WORK TO DO ▸ Find each line with the string "list" and report it.

*** ITEMS

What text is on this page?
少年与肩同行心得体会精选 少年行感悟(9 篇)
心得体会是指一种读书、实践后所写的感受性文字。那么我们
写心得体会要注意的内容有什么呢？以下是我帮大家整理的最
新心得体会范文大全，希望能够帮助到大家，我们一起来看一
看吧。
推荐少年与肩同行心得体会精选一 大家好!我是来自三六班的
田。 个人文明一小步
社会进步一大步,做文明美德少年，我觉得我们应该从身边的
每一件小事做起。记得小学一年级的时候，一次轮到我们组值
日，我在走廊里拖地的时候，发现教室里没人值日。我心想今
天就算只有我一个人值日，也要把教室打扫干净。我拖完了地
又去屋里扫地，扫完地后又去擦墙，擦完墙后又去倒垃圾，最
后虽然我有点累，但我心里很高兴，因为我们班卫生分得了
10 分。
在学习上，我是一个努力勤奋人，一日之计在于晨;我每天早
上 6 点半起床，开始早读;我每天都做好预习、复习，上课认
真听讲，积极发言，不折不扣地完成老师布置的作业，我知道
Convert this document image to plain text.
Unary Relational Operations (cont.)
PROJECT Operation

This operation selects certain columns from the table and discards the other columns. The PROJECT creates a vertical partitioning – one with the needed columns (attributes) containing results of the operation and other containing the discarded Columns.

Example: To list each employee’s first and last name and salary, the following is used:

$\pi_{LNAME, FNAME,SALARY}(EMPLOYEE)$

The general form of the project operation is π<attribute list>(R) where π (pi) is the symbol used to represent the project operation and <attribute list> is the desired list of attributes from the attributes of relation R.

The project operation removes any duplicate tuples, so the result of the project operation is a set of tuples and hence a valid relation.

******

FINAL ANSWER ▸
Example: To list each employee’s first and last name and salary, the following is used:
The general form of the project operation is π<attribute list>(R) where π (pi) is the symbol used to represent the project operation and <attribute list> is the desired list of attributes from the attributes of relation R.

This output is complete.